> [Directions for this task]: Transcribe every entry below word for word, but skip the pictures.

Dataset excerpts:
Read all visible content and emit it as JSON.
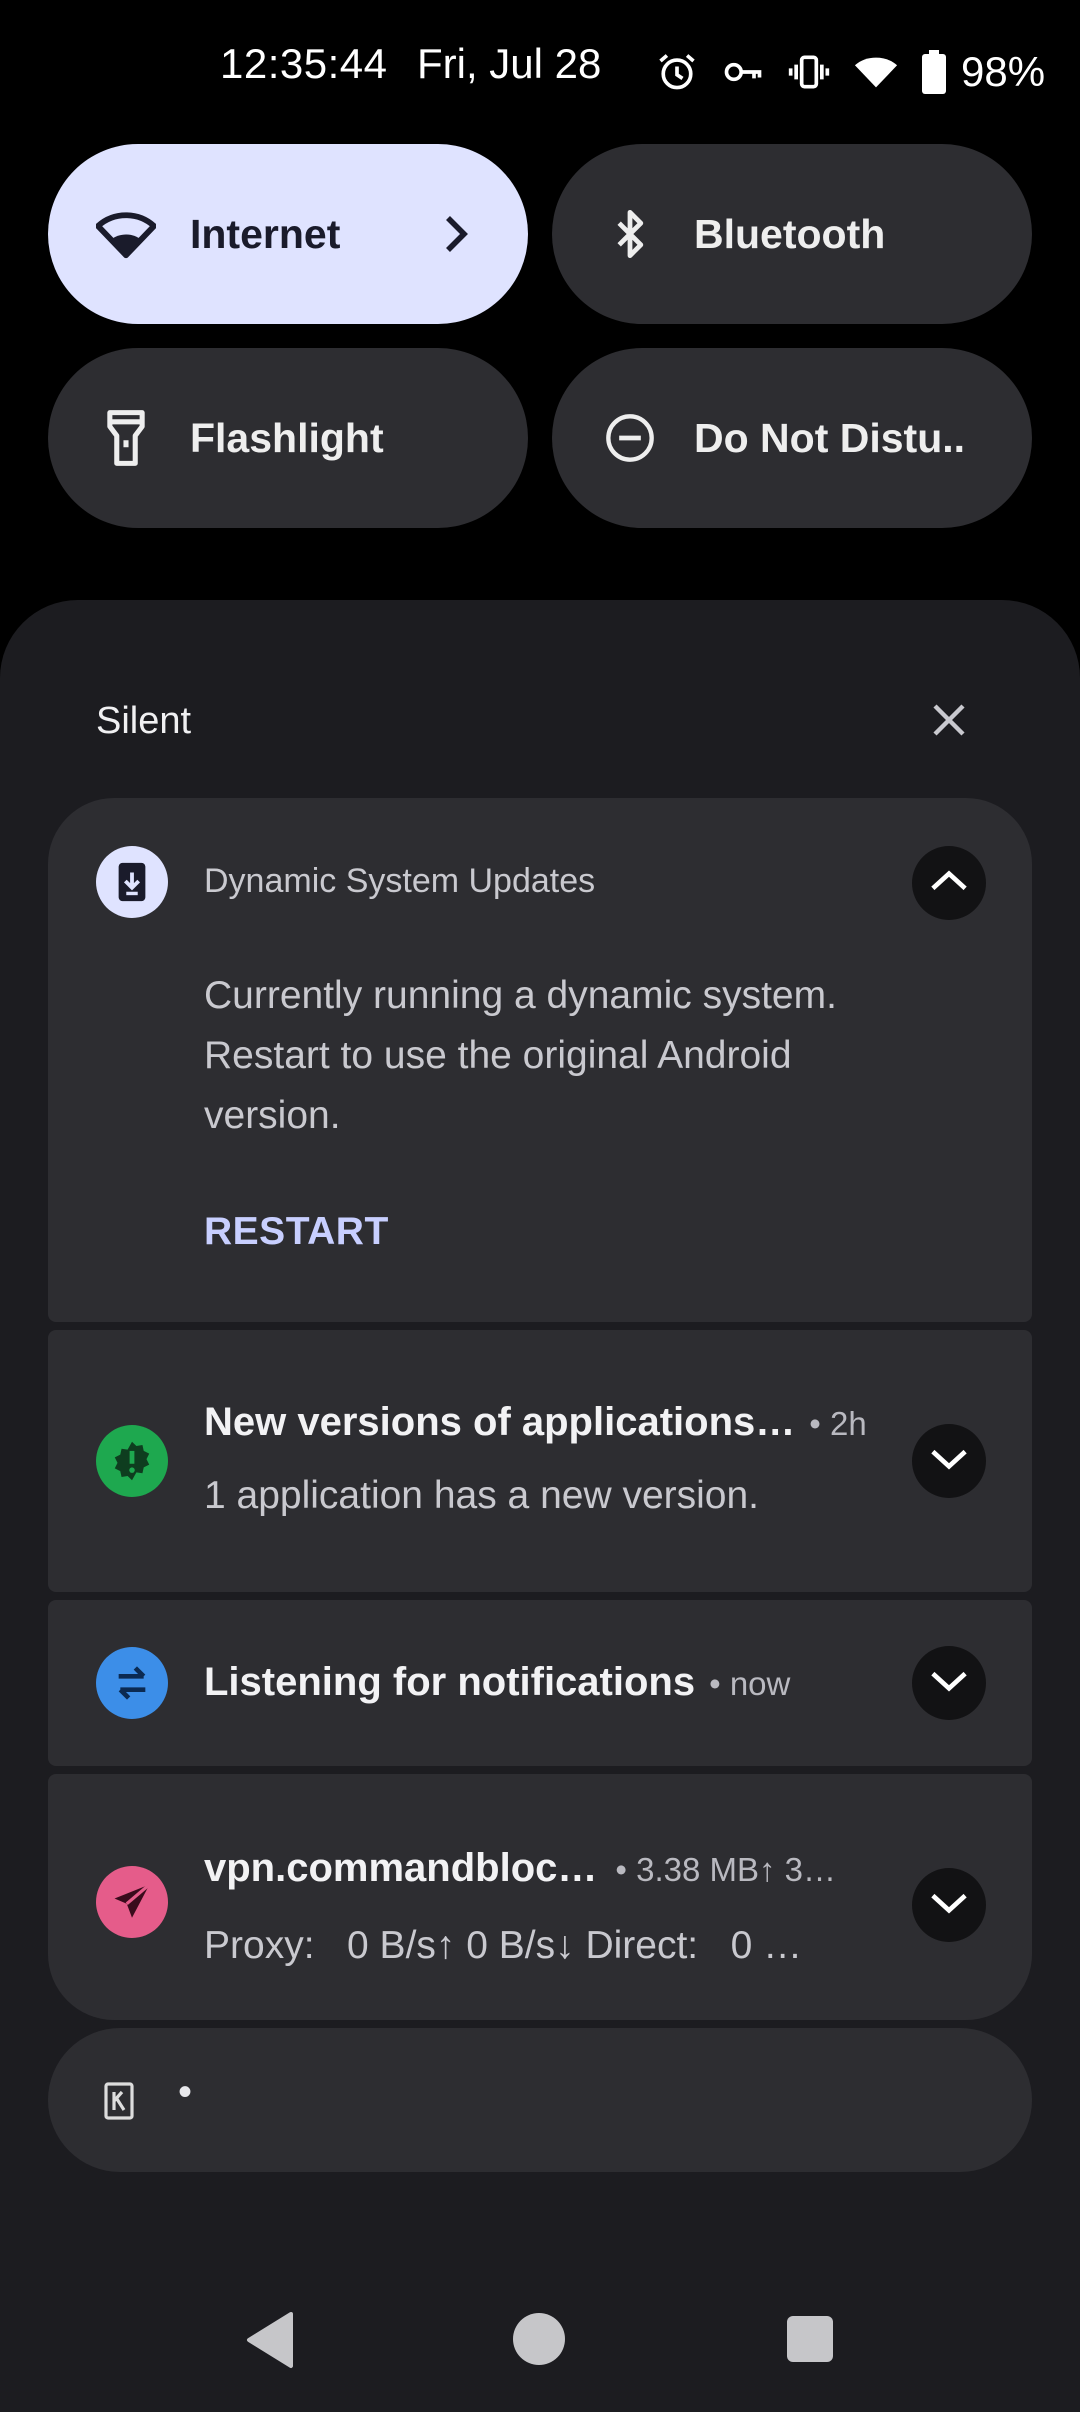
{
  "status_bar": {
    "time": "12:35:44",
    "date": "Fri, Jul 28",
    "icons": [
      "alarm-icon",
      "vpn-key-icon",
      "vibrate-icon",
      "wifi-icon",
      "battery-icon"
    ],
    "battery": "98%"
  },
  "quick_settings": {
    "tiles": [
      {
        "label": "Internet",
        "icon": "wifi-icon",
        "active": true
      },
      {
        "label": "Bluetooth",
        "icon": "bluetooth-icon",
        "active": false
      },
      {
        "label": "Flashlight",
        "icon": "flashlight-icon",
        "active": false
      },
      {
        "label": "Do Not Distu..",
        "icon": "do-not-disturb-icon",
        "active": false
      }
    ]
  },
  "shade": {
    "section_label": "Silent",
    "notifications": [
      {
        "app": "Dynamic System Updates",
        "body": "Currently running a dynamic system. Restart to use the original Android version.",
        "action": "RESTART",
        "icon": "system-update-icon"
      },
      {
        "title": "New versions of applications…",
        "time": "• 2h",
        "text": "1 application has a new version.",
        "icon": "alert-gear-icon"
      },
      {
        "title": "Listening for notifications",
        "time": "• now",
        "icon": "swap-arrows-icon"
      },
      {
        "title": "vpn.commandbloc…",
        "meta": "• 3.38 MB↑ 3…",
        "text": "Proxy:   0 B/s↑ 0 B/s↓ Direct:   0 …",
        "icon": "send-icon"
      }
    ],
    "mini_row": {
      "dot": "•",
      "icon": "app-square-icon"
    }
  },
  "colors": {
    "active_tile": "#dfe3ff",
    "tile": "#2d2d31",
    "shade": "#1c1c20",
    "green_app": "#1ea84f",
    "blue_app": "#3c8ee8",
    "pink_app": "#e55c8a",
    "accent_text": "#c8cfff"
  }
}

> [Task solution]:
Read all visible content and emit it as JSON.
{
  "status_bar": {
    "time": "12:35:44",
    "date": "Fri, Jul 28",
    "icons": [
      "alarm-icon",
      "vpn-key-icon",
      "vibrate-icon",
      "wifi-icon",
      "battery-icon"
    ],
    "battery": "98%"
  },
  "quick_settings": {
    "tiles": [
      {
        "label": "Internet",
        "icon": "wifi-icon",
        "active": true
      },
      {
        "label": "Bluetooth",
        "icon": "bluetooth-icon",
        "active": false
      },
      {
        "label": "Flashlight",
        "icon": "flashlight-icon",
        "active": false
      },
      {
        "label": "Do Not Distu..",
        "icon": "do-not-disturb-icon",
        "active": false
      }
    ]
  },
  "shade": {
    "section_label": "Silent",
    "notifications": [
      {
        "app": "Dynamic System Updates",
        "body": "Currently running a dynamic system. Restart to use the original Android version.",
        "action": "RESTART",
        "icon": "system-update-icon"
      },
      {
        "title": "New versions of applications…",
        "time": "• 2h",
        "text": "1 application has a new version.",
        "icon": "alert-gear-icon"
      },
      {
        "title": "Listening for notifications",
        "time": "• now",
        "icon": "swap-arrows-icon"
      },
      {
        "title": "vpn.commandbloc…",
        "meta": "• 3.38 MB↑ 3…",
        "text": "Proxy:   0 B/s↑ 0 B/s↓ Direct:   0 …",
        "icon": "send-icon"
      }
    ],
    "mini_row": {
      "dot": "•",
      "icon": "app-square-icon"
    }
  },
  "colors": {
    "active_tile": "#dfe3ff",
    "tile": "#2d2d31",
    "shade": "#1c1c20",
    "green_app": "#1ea84f",
    "blue_app": "#3c8ee8",
    "pink_app": "#e55c8a",
    "accent_text": "#c8cfff"
  }
}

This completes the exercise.